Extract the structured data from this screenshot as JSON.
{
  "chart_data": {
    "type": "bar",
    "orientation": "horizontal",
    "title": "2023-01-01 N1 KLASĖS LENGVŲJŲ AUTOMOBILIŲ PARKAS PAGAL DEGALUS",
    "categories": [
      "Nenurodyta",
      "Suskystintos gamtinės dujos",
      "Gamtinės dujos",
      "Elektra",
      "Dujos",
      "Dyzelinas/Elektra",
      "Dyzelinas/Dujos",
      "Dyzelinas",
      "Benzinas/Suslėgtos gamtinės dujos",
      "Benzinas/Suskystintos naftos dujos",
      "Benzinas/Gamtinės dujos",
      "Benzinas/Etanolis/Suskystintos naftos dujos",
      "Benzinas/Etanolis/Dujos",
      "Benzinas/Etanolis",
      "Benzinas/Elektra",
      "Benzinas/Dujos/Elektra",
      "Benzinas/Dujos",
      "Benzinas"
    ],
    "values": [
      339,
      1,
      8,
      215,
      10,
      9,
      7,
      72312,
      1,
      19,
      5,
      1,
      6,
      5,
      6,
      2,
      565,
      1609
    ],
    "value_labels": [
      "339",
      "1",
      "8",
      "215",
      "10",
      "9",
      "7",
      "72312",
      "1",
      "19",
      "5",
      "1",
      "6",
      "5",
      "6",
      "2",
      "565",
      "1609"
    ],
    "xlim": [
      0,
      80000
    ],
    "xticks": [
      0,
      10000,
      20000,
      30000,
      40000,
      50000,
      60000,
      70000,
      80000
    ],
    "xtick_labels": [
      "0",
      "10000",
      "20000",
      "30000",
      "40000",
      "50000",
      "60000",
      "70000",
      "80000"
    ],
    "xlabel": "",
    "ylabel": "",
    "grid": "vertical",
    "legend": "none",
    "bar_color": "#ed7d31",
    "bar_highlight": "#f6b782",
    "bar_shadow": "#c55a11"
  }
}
+++
# Job:
Set every line of the listing down word for word.

# Expected output:
Extract the structured data from this screenshot as JSON.
{
  "chart_data": {
    "type": "bar",
    "orientation": "horizontal",
    "title": "2023-01-01 N1 KLASĖS LENGVŲJŲ AUTOMOBILIŲ PARKAS PAGAL DEGALUS",
    "categories": [
      "Nenurodyta",
      "Suskystintos gamtinės dujos",
      "Gamtinės dujos",
      "Elektra",
      "Dujos",
      "Dyzelinas/Elektra",
      "Dyzelinas/Dujos",
      "Dyzelinas",
      "Benzinas/Suslėgtos gamtinės dujos",
      "Benzinas/Suskystintos naftos dujos",
      "Benzinas/Gamtinės dujos",
      "Benzinas/Etanolis/Suskystintos naftos dujos",
      "Benzinas/Etanolis/Dujos",
      "Benzinas/Etanolis",
      "Benzinas/Elektra",
      "Benzinas/Dujos/Elektra",
      "Benzinas/Dujos",
      "Benzinas"
    ],
    "values": [
      339,
      1,
      8,
      215,
      10,
      9,
      7,
      72312,
      1,
      19,
      5,
      1,
      6,
      5,
      6,
      2,
      565,
      1609
    ],
    "value_labels": [
      "339",
      "1",
      "8",
      "215",
      "10",
      "9",
      "7",
      "72312",
      "1",
      "19",
      "5",
      "1",
      "6",
      "5",
      "6",
      "2",
      "565",
      "1609"
    ],
    "xlim": [
      0,
      80000
    ],
    "xticks": [
      0,
      10000,
      20000,
      30000,
      40000,
      50000,
      60000,
      70000,
      80000
    ],
    "xtick_labels": [
      "0",
      "10000",
      "20000",
      "30000",
      "40000",
      "50000",
      "60000",
      "70000",
      "80000"
    ],
    "xlabel": "",
    "ylabel": "",
    "grid": "vertical",
    "legend": "none",
    "bar_color": "#ed7d31",
    "bar_highlight": "#f6b782",
    "bar_shadow": "#c55a11"
  }
}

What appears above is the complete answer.